- SELECTION -
──────────────────────────────
They definitely know that this is in some way going to be historical, especially as it progresses and becomes clear that this is a really serious conflict that's going to last for a while with these consequences radiating all over to both sides of the Atlantic.
I think they're aware that there's some kind of legacy they can build out of it.
So it's not just the taxation representation issue, it's legacy.
It's personal gain, land.
Brady mentioned land being central to people at this time.
And that's of course, true.
The proclamation line that's set out by the British government that says no expansion to West at this point, roughly in the Appalachians.
That frustrated some of the people who become founders, who become rebels or Patriots because they had been land speculating.
Like George Washington, he speculates on lands in Florida.
And these policies by either the King or parliament can frustrate them and can hurt their own bank account, basically.
And so that's an element of it, too.
And then there's some of these guys that I study who are trying to defraud native people of land, and then they're stopped by some of the King's agents and they're publicly humiliated.
So that might be a piece of it.
They might feel like they're driven into the rebellion because of their own treatment by British agents, who may then, with the King's consent, go and do the thing they were trying to do anyway.
There's a kind of hypocrisy there.
So it's a wide range of issues, and it can be these big picture things, but also extremely deeply personal.
And it can be regional to reflect those different regional interests.
I'm glad you mentioned regional consequences, because after the war and even after the Constitution, the country, as well as the Commonwealth, they go through a lot of growing pains.
And this was perhaps no more pronounced than during the Whiskey Rebellion in the years after the war.
And so we have a brand new WPSU documentary that is coming out on that topic in the summer of 2026, taking a look at all these momentous issues in the aftermath of the war.
And we're going to offer a preview of that right now as well.
[music playing] NARRATOR: On the night of September 11, 1791, a group of men carrying torches ambushed a federal tax collector on his rounds.
They strip him naked, shave his head, and tar and feather him, an act of political protest and intimidation.
WILLIAM HOGELAND: Tarring and feathering was a pretty horrible thing to do to someone.
And then leave you in the woods.
This was a federal agent.
NARRATOR: Rebels were protesting a domestic tax on whiskey production, a tax devised by Alexander Hamilton to repay wealthy Americans who financed the Revolution.
But to farmers on the frontier, distilling grain into whiskey meant survival.
CAROL BERKIN: If you had to ship that grain over land in a wagon with a mule, by the time it got there, it was spoiled.
BRADY CRYTZER: Whiskey was the solution.
You can make your crop, easier to transport, and far more valuable.
NARRATOR: Hamilton dismissed petitions against the tax and hired federal agents to enforce the law and penalize delinquent farmers.
BRADY CRYTZER: If you didn't register your still, it was a $250 fine.
That's the equivalent to four years of income.
If you're on the side of the people who feel they need to resist this tax, maybe we need to continue the Revolution.
NARRATOR: Citizens of the four Western counties refused to pay the tax, and vigilantes punished those who followed the law.
──────────────────────────────
(Element placement data)
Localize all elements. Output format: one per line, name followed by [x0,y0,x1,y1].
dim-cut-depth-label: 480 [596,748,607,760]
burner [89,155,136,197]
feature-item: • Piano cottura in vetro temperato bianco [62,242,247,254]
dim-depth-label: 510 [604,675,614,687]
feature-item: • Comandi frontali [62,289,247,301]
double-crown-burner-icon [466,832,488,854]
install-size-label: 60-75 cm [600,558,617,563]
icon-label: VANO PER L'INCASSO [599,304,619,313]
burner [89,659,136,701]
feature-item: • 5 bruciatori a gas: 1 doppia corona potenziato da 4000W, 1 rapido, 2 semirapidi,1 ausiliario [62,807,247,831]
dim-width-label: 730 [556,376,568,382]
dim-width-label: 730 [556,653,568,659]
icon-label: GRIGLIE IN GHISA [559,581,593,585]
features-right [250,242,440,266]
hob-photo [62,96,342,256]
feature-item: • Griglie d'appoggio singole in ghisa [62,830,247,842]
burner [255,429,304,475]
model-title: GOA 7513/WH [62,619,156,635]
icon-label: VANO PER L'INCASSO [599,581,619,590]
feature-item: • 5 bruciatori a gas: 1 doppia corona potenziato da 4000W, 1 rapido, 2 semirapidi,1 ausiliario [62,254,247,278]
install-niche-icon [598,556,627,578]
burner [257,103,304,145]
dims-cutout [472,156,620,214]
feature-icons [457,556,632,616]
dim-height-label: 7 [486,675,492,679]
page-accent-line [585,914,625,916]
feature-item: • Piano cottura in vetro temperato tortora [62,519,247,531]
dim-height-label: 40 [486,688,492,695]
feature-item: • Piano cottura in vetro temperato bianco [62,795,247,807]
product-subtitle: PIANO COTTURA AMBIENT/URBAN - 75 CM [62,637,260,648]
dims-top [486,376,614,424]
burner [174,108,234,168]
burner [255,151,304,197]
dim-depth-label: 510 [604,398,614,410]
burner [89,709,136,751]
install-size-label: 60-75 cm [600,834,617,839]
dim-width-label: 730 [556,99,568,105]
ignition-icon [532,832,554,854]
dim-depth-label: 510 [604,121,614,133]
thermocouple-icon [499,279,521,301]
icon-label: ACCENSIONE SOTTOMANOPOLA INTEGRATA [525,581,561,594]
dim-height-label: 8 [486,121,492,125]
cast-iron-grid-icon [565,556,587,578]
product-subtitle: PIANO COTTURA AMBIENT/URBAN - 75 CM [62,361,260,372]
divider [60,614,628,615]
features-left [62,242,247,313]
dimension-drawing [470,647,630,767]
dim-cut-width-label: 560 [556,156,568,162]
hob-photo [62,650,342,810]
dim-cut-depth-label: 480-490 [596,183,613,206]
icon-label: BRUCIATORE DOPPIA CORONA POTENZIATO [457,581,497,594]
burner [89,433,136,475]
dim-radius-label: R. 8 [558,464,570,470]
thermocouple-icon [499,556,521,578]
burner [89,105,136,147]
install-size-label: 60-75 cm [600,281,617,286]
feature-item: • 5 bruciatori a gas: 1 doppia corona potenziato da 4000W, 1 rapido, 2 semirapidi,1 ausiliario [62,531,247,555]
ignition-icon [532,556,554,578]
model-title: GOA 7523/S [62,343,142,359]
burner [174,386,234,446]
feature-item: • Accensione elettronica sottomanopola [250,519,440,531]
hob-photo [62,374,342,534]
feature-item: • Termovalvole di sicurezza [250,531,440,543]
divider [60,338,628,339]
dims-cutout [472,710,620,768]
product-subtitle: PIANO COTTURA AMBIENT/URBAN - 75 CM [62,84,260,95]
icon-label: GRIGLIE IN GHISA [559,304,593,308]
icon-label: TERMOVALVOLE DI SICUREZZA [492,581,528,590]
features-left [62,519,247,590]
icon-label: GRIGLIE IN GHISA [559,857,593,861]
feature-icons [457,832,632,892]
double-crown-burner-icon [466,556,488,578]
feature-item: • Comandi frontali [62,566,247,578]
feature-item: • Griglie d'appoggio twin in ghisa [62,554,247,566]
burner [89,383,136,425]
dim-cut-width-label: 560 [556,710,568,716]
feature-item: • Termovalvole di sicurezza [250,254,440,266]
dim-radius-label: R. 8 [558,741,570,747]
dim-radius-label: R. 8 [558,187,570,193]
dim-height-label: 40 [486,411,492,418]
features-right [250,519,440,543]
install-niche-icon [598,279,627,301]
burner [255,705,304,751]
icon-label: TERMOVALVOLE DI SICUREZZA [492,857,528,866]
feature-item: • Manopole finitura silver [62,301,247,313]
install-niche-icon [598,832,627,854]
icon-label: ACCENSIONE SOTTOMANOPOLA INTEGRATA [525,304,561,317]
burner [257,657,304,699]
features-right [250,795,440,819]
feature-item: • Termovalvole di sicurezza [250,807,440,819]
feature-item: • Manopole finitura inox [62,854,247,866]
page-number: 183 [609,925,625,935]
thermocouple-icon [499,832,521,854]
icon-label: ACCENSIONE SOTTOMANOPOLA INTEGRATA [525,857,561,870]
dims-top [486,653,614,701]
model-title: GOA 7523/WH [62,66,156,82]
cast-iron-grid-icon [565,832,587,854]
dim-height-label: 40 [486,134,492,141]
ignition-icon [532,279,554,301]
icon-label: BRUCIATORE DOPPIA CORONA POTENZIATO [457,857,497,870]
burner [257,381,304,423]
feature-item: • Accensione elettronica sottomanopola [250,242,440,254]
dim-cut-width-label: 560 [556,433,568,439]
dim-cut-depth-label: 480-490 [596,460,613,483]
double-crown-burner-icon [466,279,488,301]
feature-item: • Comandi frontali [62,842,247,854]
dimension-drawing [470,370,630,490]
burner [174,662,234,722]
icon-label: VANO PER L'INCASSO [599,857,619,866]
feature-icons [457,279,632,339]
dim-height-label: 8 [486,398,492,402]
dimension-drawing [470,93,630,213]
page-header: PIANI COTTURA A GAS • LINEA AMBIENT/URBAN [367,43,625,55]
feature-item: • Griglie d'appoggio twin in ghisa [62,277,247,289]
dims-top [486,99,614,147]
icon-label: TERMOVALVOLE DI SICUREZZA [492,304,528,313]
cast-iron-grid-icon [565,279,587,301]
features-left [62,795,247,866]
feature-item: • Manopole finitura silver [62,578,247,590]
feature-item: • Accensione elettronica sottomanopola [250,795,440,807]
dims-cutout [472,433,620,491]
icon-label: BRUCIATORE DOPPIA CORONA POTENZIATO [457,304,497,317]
──────────────────────────────
- GIVEN REQUEST 1 -
In the transcript, edit the part that opens with the words containing "NARRATOR: Hamilton dismissed" and closes with "followed the law.", replacing "federal agents" with "tax officers".
- GIVEN REQUEST 2 -
Condense the paragraph of the transcript beginning "And then there's some of these guys that I study" into a shorter version that keeps its main facts.
- GIVEN REQUEST 3 -
According to the transcript, what was the fine for failing to register a still?

- TASK ANSWER 1 -
NARRATOR: Hamilton dismissed petitions against the tax and hired tax officers to enforce the law and penalize delinquent farmers.
BRADY CRYTZER: If you didn't register your still, it was a $250 fine.
That's the equivalent to four years of income.
If you're on the side of the people who feel they need to resist this tax, maybe we need to continue the Revolution.
NARRATOR: Citizens of the four Western counties refused to pay the tax, and vigilantes punished those who followed the law.

- TASK ANSWER 2 -
Some of the men the speaker studies tried to defraud native people of land, but the King's agents stopped them and publicly humiliated them.

- TASK ANSWER 3 -
$250, the equivalent of four years of income.